■ Description of the task: Write out the complete material exactly as it stands.

■ Records to process:
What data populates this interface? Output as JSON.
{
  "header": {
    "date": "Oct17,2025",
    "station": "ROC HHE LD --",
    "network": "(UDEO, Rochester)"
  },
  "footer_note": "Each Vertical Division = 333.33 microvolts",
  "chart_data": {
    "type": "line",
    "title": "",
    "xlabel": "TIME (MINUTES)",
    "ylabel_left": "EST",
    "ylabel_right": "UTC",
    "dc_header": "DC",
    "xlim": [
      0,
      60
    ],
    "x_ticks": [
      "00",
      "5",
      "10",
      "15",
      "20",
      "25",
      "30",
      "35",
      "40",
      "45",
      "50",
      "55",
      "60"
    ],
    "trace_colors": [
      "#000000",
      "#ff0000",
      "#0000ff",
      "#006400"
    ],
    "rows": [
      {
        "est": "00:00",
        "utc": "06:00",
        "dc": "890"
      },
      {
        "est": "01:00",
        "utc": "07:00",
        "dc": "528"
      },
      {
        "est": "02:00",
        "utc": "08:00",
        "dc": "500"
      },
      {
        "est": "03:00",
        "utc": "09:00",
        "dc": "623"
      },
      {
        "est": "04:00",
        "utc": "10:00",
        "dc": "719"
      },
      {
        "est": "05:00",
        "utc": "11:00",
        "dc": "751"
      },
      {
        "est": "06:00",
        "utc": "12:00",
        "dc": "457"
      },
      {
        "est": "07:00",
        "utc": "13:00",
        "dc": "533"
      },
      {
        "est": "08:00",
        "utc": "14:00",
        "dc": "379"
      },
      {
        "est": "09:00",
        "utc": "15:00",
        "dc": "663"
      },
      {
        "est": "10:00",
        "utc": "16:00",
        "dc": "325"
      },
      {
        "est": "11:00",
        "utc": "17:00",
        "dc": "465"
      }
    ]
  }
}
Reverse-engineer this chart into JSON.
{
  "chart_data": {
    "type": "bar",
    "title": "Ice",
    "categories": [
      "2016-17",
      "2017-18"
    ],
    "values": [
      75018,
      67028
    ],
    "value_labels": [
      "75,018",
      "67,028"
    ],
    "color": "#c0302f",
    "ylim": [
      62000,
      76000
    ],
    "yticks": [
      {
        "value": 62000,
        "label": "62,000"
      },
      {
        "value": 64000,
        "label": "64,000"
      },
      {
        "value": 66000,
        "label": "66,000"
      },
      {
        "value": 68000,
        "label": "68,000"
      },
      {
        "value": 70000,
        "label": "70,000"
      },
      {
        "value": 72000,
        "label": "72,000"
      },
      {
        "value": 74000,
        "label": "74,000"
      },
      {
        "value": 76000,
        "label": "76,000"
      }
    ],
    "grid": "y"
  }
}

■ Result of this exercise:
What data populates this interface? Output as JSON.
{
  "header": {
    "date": "Oct17,2025",
    "station": "ROC HHE LD --",
    "network": "(UDEO, Rochester)"
  },
  "footer_note": "Each Vertical Division = 333.33 microvolts",
  "chart_data": {
    "type": "line",
    "title": "",
    "xlabel": "TIME (MINUTES)",
    "ylabel_left": "EST",
    "ylabel_right": "UTC",
    "dc_header": "DC",
    "xlim": [
      0,
      60
    ],
    "x_ticks": [
      "00",
      "5",
      "10",
      "15",
      "20",
      "25",
      "30",
      "35",
      "40",
      "45",
      "50",
      "55",
      "60"
    ],
    "trace_colors": [
      "#000000",
      "#ff0000",
      "#0000ff",
      "#006400"
    ],
    "rows": [
      {
        "est": "00:00",
        "utc": "06:00",
        "dc": "890"
      },
      {
        "est": "01:00",
        "utc": "07:00",
        "dc": "528"
      },
      {
        "est": "02:00",
        "utc": "08:00",
        "dc": "500"
      },
      {
        "est": "03:00",
        "utc": "09:00",
        "dc": "623"
      },
      {
        "est": "04:00",
        "utc": "10:00",
        "dc": "719"
      },
      {
        "est": "05:00",
        "utc": "11:00",
        "dc": "751"
      },
      {
        "est": "06:00",
        "utc": "12:00",
        "dc": "457"
      },
      {
        "est": "07:00",
        "utc": "13:00",
        "dc": "533"
      },
      {
        "est": "08:00",
        "utc": "14:00",
        "dc": "379"
      },
      {
        "est": "09:00",
        "utc": "15:00",
        "dc": "663"
      },
      {
        "est": "10:00",
        "utc": "16:00",
        "dc": "325"
      },
      {
        "est": "11:00",
        "utc": "17:00",
        "dc": "465"
      }
    ]
  }
}
Reverse-engineer this chart into JSON.
{
  "chart_data": {
    "type": "bar",
    "title": "Ice",
    "categories": [
      "2016-17",
      "2017-18"
    ],
    "values": [
      75018,
      67028
    ],
    "value_labels": [
      "75,018",
      "67,028"
    ],
    "color": "#c0302f",
    "ylim": [
      62000,
      76000
    ],
    "yticks": [
      {
        "value": 62000,
        "label": "62,000"
      },
      {
        "value": 64000,
        "label": "64,000"
      },
      {
        "value": 66000,
        "label": "66,000"
      },
      {
        "value": 68000,
        "label": "68,000"
      },
      {
        "value": 70000,
        "label": "70,000"
      },
      {
        "value": 72000,
        "label": "72,000"
      },
      {
        "value": 74000,
        "label": "74,000"
      },
      {
        "value": 76000,
        "label": "76,000"
      }
    ],
    "grid": "y"
  }
}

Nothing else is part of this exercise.